# START OF SOURCE DATA

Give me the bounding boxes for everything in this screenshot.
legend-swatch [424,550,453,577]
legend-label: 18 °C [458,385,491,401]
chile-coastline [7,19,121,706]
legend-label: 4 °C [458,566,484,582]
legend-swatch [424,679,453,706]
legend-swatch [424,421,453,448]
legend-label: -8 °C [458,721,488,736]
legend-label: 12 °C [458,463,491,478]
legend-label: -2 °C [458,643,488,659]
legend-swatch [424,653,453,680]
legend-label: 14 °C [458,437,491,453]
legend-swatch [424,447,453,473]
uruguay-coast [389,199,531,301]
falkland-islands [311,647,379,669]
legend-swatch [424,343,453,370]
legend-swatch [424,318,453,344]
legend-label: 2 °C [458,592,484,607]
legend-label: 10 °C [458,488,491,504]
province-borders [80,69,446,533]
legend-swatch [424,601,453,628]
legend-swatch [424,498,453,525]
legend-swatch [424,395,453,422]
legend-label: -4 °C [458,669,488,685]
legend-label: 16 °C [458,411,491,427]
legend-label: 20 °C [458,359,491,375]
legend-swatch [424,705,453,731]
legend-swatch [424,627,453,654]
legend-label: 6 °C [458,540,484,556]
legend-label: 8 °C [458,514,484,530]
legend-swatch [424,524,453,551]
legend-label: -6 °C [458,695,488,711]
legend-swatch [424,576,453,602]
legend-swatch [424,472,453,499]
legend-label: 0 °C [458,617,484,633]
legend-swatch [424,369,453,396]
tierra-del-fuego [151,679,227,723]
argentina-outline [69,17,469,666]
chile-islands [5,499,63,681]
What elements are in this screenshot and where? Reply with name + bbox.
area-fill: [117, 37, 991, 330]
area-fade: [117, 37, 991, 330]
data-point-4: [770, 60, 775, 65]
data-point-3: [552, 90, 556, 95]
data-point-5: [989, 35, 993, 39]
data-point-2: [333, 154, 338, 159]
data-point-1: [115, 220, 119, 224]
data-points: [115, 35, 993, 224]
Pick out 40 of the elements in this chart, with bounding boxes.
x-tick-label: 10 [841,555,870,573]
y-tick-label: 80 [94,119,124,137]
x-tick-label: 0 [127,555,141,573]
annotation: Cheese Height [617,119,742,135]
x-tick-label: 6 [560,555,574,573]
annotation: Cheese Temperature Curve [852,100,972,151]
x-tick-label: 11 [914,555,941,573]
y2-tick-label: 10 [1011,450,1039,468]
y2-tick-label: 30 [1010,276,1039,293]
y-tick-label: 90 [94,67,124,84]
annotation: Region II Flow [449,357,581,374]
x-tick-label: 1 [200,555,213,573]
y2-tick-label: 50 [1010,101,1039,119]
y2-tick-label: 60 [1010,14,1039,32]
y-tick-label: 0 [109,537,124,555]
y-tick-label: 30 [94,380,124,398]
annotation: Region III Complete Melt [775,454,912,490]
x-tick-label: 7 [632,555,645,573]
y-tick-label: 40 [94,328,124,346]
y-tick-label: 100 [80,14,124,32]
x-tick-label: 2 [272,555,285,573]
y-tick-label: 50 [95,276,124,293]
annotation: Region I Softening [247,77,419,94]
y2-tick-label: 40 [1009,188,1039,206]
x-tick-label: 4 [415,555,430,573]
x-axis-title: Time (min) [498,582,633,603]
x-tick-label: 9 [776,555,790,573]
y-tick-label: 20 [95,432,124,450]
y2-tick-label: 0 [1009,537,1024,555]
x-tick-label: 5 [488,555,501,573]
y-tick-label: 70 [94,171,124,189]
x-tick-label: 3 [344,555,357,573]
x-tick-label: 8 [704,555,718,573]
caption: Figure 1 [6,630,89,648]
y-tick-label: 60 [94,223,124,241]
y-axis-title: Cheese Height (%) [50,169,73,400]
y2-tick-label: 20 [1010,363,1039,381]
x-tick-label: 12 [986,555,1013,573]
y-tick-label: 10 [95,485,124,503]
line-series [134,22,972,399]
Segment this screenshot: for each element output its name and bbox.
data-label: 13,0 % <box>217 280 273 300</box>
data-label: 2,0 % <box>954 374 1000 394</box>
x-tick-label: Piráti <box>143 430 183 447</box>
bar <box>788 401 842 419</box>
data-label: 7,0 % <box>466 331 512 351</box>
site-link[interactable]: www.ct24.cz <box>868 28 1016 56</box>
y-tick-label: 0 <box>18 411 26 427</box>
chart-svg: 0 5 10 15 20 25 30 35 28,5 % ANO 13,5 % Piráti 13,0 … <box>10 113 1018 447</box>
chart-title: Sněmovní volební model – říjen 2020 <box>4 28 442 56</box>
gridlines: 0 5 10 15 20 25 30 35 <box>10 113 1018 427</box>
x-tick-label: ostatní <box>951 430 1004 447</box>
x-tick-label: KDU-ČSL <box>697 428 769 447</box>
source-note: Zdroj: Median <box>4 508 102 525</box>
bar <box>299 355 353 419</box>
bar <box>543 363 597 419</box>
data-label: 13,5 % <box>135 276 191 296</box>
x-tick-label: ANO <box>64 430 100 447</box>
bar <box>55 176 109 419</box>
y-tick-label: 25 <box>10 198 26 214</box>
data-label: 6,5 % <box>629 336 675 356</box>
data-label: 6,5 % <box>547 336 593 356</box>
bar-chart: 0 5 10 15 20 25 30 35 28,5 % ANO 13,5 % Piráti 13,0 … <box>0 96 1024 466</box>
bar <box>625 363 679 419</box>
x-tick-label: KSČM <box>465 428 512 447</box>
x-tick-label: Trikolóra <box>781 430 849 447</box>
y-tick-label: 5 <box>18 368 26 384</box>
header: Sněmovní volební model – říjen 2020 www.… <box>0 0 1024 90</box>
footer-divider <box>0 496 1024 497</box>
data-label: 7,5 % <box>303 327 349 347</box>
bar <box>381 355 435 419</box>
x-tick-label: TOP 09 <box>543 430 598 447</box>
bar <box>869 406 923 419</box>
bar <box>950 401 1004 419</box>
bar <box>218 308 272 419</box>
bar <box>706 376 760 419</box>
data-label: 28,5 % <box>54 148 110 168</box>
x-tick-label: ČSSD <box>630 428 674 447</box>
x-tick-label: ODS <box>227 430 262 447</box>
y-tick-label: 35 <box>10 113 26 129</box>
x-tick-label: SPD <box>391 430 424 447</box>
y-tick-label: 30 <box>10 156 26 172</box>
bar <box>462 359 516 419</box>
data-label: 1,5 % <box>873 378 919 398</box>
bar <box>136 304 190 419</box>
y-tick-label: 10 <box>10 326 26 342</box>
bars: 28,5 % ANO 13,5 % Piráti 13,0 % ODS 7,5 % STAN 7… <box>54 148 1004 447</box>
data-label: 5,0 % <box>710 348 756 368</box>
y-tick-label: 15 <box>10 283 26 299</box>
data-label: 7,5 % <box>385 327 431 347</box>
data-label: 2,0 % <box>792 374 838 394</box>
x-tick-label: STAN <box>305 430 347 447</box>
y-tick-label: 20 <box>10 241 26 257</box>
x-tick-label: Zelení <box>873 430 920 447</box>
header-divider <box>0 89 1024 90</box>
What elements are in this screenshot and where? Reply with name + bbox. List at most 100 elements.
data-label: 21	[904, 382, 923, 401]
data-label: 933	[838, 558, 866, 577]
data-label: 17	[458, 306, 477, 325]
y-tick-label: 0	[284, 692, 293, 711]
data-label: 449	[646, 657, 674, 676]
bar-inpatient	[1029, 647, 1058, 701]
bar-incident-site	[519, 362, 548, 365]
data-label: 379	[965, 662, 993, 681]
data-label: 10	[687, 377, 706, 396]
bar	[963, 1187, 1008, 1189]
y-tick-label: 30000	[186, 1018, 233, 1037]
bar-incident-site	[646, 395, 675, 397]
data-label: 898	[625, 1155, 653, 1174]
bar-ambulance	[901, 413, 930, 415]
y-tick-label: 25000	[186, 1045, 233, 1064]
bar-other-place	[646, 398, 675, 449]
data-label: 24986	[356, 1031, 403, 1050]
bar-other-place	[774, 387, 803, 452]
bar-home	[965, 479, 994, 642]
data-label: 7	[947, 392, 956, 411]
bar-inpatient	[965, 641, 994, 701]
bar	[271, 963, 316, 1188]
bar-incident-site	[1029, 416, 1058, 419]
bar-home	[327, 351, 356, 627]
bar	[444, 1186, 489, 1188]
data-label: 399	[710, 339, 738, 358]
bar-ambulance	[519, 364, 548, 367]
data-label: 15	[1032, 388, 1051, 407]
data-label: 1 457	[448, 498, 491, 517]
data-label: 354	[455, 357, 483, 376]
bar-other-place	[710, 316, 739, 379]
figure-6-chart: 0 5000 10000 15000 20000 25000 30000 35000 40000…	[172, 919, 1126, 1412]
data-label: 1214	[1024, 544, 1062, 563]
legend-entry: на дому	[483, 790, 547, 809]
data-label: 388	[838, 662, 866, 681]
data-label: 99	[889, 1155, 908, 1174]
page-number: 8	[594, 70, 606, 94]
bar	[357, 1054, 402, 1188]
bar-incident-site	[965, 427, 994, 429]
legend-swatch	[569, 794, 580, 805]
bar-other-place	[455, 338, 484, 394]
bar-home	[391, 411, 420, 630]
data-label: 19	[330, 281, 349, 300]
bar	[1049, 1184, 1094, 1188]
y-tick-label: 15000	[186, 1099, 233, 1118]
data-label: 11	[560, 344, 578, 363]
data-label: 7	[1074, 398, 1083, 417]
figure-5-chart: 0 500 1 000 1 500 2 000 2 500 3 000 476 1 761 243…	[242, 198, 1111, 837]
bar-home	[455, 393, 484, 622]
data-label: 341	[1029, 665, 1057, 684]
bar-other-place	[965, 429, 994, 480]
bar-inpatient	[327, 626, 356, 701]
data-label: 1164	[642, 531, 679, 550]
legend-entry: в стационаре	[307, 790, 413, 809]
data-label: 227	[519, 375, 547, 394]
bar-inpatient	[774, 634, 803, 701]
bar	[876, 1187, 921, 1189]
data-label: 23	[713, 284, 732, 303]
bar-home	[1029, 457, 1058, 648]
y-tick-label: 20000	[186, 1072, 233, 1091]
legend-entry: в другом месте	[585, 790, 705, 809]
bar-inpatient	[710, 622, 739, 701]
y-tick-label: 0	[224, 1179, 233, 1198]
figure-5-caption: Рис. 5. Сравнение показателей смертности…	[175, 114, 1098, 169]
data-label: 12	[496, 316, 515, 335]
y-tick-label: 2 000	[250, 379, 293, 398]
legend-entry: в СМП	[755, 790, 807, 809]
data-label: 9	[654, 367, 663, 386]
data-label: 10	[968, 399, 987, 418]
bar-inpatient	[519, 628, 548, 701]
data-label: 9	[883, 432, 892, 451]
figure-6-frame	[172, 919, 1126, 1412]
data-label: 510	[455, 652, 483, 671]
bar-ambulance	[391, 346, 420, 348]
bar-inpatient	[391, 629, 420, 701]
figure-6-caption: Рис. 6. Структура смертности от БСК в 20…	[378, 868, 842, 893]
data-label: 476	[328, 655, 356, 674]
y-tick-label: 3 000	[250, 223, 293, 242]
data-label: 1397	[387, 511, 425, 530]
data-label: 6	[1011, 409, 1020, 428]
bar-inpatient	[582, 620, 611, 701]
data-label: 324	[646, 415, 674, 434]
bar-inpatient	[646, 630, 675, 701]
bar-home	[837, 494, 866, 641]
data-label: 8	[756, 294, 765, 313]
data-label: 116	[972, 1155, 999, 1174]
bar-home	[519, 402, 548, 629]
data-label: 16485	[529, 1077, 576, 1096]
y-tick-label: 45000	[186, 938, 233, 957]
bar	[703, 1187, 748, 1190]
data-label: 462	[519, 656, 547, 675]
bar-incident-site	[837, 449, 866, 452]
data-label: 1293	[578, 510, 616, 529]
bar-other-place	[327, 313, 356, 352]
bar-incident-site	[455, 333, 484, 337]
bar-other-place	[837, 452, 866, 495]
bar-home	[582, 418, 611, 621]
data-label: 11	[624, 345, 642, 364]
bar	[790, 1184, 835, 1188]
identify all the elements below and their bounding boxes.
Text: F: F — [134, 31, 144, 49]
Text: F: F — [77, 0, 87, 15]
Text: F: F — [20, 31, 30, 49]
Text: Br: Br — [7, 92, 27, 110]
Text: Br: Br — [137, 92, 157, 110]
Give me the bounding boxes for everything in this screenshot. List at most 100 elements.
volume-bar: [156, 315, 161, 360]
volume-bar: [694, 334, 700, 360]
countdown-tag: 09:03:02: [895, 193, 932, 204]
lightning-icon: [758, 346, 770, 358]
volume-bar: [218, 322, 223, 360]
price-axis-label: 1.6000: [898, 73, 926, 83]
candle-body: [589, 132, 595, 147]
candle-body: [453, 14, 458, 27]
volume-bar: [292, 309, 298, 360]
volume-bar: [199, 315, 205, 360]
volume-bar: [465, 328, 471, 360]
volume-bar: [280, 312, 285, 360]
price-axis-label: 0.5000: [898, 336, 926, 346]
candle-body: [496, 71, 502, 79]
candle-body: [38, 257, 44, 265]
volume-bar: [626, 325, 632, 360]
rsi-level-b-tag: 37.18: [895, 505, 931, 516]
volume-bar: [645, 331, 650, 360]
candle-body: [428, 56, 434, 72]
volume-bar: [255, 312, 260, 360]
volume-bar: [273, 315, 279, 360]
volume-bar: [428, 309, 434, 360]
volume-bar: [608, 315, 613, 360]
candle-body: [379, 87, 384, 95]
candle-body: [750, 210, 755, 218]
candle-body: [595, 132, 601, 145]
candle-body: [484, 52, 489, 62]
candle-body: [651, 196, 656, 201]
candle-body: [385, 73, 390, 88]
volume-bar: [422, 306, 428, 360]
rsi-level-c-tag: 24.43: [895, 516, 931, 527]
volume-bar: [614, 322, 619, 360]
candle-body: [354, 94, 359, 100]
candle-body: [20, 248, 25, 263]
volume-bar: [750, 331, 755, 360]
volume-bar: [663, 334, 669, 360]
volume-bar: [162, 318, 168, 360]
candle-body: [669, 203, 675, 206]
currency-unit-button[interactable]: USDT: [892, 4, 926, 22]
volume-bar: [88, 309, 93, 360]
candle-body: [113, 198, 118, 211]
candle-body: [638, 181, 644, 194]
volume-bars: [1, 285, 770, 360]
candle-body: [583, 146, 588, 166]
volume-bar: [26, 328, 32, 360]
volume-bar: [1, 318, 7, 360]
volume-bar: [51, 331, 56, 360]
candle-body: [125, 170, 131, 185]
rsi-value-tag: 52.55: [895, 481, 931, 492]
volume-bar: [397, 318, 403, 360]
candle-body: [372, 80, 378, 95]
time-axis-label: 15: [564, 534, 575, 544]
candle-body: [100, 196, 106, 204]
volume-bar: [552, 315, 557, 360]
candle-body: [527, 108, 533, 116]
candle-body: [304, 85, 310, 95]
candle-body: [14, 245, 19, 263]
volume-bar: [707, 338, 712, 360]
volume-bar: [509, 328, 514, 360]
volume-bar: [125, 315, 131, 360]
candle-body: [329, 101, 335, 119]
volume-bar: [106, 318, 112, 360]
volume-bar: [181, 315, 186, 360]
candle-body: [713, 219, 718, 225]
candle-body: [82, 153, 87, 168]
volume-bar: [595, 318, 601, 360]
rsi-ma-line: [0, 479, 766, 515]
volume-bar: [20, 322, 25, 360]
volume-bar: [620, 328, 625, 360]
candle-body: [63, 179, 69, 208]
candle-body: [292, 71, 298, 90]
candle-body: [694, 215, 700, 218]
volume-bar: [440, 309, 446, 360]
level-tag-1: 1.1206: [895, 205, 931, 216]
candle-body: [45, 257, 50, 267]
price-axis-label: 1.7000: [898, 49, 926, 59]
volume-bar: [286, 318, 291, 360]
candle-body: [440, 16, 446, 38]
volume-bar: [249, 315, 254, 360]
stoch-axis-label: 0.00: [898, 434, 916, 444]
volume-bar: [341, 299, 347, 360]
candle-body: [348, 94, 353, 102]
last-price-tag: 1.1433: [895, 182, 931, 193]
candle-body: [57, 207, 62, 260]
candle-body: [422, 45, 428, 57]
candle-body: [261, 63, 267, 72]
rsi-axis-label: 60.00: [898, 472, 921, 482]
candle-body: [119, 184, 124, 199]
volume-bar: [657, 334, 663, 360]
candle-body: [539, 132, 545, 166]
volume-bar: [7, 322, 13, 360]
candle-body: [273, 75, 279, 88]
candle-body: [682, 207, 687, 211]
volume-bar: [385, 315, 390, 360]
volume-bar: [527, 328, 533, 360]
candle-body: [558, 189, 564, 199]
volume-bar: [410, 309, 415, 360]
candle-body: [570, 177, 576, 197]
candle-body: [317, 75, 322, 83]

# END OF SOURCE DATA

Retype the lines above exactly, beginning with the first line of the records and continuing through the line that contains "legend-label: 12 °C [458,463,491,478]", including both.

IN RESPONSE:
Give me the bounding boxes for everything in this screenshot.
legend-swatch [424,550,453,577]
legend-label: 18 °C [458,385,491,401]
chile-coastline [7,19,121,706]
legend-label: 4 °C [458,566,484,582]
legend-swatch [424,679,453,706]
legend-swatch [424,421,453,448]
legend-label: -8 °C [458,721,488,736]
legend-label: 12 °C [458,463,491,478]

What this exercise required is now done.